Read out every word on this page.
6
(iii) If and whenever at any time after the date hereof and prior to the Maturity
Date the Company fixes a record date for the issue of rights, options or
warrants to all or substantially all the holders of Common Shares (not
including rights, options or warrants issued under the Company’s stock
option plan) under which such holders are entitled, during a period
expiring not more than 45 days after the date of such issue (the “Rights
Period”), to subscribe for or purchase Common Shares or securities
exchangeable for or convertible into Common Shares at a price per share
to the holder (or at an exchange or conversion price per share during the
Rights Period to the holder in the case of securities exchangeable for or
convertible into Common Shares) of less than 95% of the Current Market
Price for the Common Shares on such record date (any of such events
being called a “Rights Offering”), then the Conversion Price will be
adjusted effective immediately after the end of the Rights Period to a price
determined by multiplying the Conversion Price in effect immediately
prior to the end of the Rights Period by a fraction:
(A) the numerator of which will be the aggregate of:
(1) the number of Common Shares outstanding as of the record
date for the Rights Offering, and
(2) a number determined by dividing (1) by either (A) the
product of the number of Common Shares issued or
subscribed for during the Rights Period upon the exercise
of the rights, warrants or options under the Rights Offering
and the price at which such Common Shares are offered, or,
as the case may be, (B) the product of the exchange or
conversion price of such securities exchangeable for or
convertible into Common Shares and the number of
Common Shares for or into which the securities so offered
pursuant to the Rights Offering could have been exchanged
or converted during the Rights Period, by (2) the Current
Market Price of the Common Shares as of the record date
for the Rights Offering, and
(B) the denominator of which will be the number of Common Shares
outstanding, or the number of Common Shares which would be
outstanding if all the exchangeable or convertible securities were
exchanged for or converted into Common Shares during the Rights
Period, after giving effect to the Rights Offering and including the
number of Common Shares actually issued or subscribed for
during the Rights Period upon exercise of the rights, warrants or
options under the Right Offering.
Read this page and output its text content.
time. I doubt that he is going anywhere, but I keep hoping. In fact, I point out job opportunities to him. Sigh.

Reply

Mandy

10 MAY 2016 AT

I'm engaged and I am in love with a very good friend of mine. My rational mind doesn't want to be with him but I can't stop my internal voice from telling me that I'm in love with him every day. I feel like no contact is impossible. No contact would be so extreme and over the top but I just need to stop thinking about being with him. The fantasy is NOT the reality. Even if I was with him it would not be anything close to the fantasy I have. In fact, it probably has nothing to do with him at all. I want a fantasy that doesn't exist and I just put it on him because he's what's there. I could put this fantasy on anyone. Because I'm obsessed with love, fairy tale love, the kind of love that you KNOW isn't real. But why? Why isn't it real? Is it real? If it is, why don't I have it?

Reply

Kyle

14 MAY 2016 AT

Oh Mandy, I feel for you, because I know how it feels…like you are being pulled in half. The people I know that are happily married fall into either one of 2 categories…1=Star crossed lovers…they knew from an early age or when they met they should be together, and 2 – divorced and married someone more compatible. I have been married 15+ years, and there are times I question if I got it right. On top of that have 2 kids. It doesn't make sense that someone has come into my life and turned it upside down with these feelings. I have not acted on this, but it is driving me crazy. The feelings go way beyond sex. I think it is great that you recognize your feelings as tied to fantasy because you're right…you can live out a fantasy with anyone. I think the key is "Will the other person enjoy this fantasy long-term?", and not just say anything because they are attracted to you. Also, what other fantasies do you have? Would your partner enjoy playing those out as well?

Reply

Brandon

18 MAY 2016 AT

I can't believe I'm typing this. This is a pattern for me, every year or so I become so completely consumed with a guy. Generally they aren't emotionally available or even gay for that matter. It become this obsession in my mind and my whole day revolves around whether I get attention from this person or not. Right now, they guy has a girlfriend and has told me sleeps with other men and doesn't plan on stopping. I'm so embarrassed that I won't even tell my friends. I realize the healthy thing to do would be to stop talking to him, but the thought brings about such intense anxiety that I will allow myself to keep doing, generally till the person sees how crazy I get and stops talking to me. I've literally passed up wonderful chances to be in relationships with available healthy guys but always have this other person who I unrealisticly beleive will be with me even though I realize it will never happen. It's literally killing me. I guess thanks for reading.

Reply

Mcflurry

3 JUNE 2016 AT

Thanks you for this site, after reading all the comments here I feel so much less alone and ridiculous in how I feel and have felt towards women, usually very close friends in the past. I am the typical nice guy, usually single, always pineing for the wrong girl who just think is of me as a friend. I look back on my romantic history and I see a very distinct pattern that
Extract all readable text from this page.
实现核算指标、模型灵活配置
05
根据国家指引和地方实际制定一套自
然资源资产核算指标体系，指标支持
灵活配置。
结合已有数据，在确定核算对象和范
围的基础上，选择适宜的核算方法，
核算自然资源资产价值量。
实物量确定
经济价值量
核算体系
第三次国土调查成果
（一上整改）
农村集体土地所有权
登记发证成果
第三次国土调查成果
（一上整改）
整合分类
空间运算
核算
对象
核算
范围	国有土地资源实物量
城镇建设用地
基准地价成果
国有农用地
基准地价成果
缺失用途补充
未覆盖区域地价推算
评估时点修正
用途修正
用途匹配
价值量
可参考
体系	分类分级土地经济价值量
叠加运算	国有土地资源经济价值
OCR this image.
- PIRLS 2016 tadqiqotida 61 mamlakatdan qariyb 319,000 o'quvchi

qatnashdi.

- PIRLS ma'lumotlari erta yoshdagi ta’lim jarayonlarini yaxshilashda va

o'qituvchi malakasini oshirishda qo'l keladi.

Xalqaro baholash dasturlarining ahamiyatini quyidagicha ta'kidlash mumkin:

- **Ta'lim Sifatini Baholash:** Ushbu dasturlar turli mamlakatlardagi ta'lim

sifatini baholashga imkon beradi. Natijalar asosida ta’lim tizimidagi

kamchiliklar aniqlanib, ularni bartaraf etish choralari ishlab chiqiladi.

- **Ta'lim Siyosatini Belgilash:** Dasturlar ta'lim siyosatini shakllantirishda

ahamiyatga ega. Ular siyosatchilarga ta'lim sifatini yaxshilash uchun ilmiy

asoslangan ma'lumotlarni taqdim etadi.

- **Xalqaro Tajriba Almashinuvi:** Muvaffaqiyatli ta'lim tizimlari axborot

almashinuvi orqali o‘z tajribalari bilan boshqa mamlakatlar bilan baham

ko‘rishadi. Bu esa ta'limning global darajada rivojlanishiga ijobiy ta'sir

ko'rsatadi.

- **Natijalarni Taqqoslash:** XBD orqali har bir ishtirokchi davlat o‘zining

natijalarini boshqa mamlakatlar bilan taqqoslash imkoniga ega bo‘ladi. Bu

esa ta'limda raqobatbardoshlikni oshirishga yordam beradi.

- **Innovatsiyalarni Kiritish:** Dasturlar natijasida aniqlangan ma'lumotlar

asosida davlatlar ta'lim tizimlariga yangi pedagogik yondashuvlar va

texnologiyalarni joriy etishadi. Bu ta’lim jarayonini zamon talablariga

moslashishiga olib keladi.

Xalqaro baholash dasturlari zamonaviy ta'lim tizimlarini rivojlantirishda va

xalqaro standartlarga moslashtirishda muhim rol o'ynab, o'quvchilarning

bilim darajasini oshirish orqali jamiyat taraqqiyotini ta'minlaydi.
···
# Stated task:
Return all of the data precisely as it appears.

# Full solution:
Read out every word on this page.
6
(iii) If and whenever at any time after the date hereof and prior to the Maturity
Date the Company fixes a record date for the issue of rights, options or
warrants to all or substantially all the holders of Common Shares (not
including rights, options or warrants issued under the Company’s stock
option plan) under which such holders are entitled, during a period
expiring not more than 45 days after the date of such issue (the “Rights
Period”), to subscribe for or purchase Common Shares or securities
exchangeable for or convertible into Common Shares at a price per share
to the holder (or at an exchange or conversion price per share during the
Rights Period to the holder in the case of securities exchangeable for or
convertible into Common Shares) of less than 95% of the Current Market
Price for the Common Shares on such record date (any of such events
being called a “Rights Offering”), then the Conversion Price will be
adjusted effective immediately after the end of the Rights Period to a price
determined by multiplying the Conversion Price in effect immediately
prior to the end of the Rights Period by a fraction:
(A) the numerator of which will be the aggregate of:
(1) the number of Common Shares outstanding as of the record
date for the Rights Offering, and
(2) a number determined by dividing (1) by either (A) the
product of the number of Common Shares issued or
subscribed for during the Rights Period upon the exercise
of the rights, warrants or options under the Rights Offering
and the price at which such Common Shares are offered, or,
as the case may be, (B) the product of the exchange or
conversion price of such securities exchangeable for or
convertible into Common Shares and the number of
Common Shares for or into which the securities so offered
pursuant to the Rights Offering could have been exchanged
or converted during the Rights Period, by (2) the Current
Market Price of the Common Shares as of the record date
for the Rights Offering, and
(B) the denominator of which will be the number of Common Shares
outstanding, or the number of Common Shares which would be
outstanding if all the exchangeable or convertible securities were
exchanged for or converted into Common Shares during the Rights
Period, after giving effect to the Rights Offering and including the
number of Common Shares actually issued or subscribed for
during the Rights Period upon exercise of the rights, warrants or
options under the Right Offering.
Read this page and output its text content.
time. I doubt that he is going anywhere, but I keep hoping. In fact, I point out job opportunities to him. Sigh.

Reply

Mandy

10 MAY 2016 AT

I'm engaged and I am in love with a very good friend of mine. My rational mind doesn't want to be with him but I can't stop my internal voice from telling me that I'm in love with him every day. I feel like no contact is impossible. No contact would be so extreme and over the top but I just need to stop thinking about being with him. The fantasy is NOT the reality. Even if I was with him it would not be anything close to the fantasy I have. In fact, it probably has nothing to do with him at all. I want a fantasy that doesn't exist and I just put it on him because he's what's there. I could put this fantasy on anyone. Because I'm obsessed with love, fairy tale love, the kind of love that you KNOW isn't real. But why? Why isn't it real? Is it real? If it is, why don't I have it?

Reply

Kyle

14 MAY 2016 AT

Oh Mandy, I feel for you, because I know how it feels…like you are being pulled in half. The people I know that are happily married fall into either one of 2 categories…1=Star crossed lovers…they knew from an early age or when they met they should be together, and 2 – divorced and married someone more compatible. I have been married 15+ years, and there are times I question if I got it right. On top of that have 2 kids. It doesn't make sense that someone has come into my life and turned it upside down with these feelings. I have not acted on this, but it is driving me crazy. The feelings go way beyond sex. I think it is great that you recognize your feelings as tied to fantasy because you're right…you can live out a fantasy with anyone. I think the key is "Will the other person enjoy this fantasy long-term?", and not just say anything because they are attracted to you. Also, what other fantasies do you have? Would your partner enjoy playing those out as well?

Reply

Brandon

18 MAY 2016 AT

I can't believe I'm typing this. This is a pattern for me, every year or so I become so completely consumed with a guy. Generally they aren't emotionally available or even gay for that matter. It become this obsession in my mind and my whole day revolves around whether I get attention from this person or not. Right now, they guy has a girlfriend and has told me sleeps with other men and doesn't plan on stopping. I'm so embarrassed that I won't even tell my friends. I realize the healthy thing to do would be to stop talking to him, but the thought brings about such intense anxiety that I will allow myself to keep doing, generally till the person sees how crazy I get and stops talking to me. I've literally passed up wonderful chances to be in relationships with available healthy guys but always have this other person who I unrealisticly beleive will be with me even though I realize it will never happen. It's literally killing me. I guess thanks for reading.

Reply

Mcflurry

3 JUNE 2016 AT

Thanks you for this site, after reading all the comments here I feel so much less alone and ridiculous in how I feel and have felt towards women, usually very close friends in the past. I am the typical nice guy, usually single, always pineing for the wrong girl who just think is of me as a friend. I look back on my romantic history and I see a very distinct pattern that
Extract all readable text from this page.
实现核算指标、模型灵活配置
05
根据国家指引和地方实际制定一套自
然资源资产核算指标体系，指标支持
灵活配置。
结合已有数据，在确定核算对象和范
围的基础上，选择适宜的核算方法，
核算自然资源资产价值量。
实物量确定
经济价值量
核算体系
第三次国土调查成果
（一上整改）
农村集体土地所有权
登记发证成果
第三次国土调查成果
（一上整改）
整合分类
空间运算
核算
对象
核算
范围	国有土地资源实物量
城镇建设用地
基准地价成果
国有农用地
基准地价成果
缺失用途补充
未覆盖区域地价推算
评估时点修正
用途修正
用途匹配
价值量
可参考
体系	分类分级土地经济价值量
叠加运算	国有土地资源经济价值
OCR this image.
- PIRLS 2016 tadqiqotida 61 mamlakatdan qariyb 319,000 o'quvchi

qatnashdi.

- PIRLS ma'lumotlari erta yoshdagi ta’lim jarayonlarini yaxshilashda va

o'qituvchi malakasini oshirishda qo'l keladi.

Xalqaro baholash dasturlarining ahamiyatini quyidagicha ta'kidlash mumkin:

- **Ta'lim Sifatini Baholash:** Ushbu dasturlar turli mamlakatlardagi ta'lim

sifatini baholashga imkon beradi. Natijalar asosida ta’lim tizimidagi

kamchiliklar aniqlanib, ularni bartaraf etish choralari ishlab chiqiladi.

- **Ta'lim Siyosatini Belgilash:** Dasturlar ta'lim siyosatini shakllantirishda

ahamiyatga ega. Ular siyosatchilarga ta'lim sifatini yaxshilash uchun ilmiy

asoslangan ma'lumotlarni taqdim etadi.

- **Xalqaro Tajriba Almashinuvi:** Muvaffaqiyatli ta'lim tizimlari axborot

almashinuvi orqali o‘z tajribalari bilan boshqa mamlakatlar bilan baham

ko‘rishadi. Bu esa ta'limning global darajada rivojlanishiga ijobiy ta'sir

ko'rsatadi.

- **Natijalarni Taqqoslash:** XBD orqali har bir ishtirokchi davlat o‘zining

natijalarini boshqa mamlakatlar bilan taqqoslash imkoniga ega bo‘ladi. Bu

esa ta'limda raqobatbardoshlikni oshirishga yordam beradi.

- **Innovatsiyalarni Kiritish:** Dasturlar natijasida aniqlangan ma'lumotlar

asosida davlatlar ta'lim tizimlariga yangi pedagogik yondashuvlar va

texnologiyalarni joriy etishadi. Bu ta’lim jarayonini zamon talablariga

moslashishiga olib keladi.

Xalqaro baholash dasturlari zamonaviy ta'lim tizimlarini rivojlantirishda va

xalqaro standartlarga moslashtirishda muhim rol o'ynab, o'quvchilarning

bilim darajasini oshirish orqali jamiyat taraqqiyotini ta'minlaydi.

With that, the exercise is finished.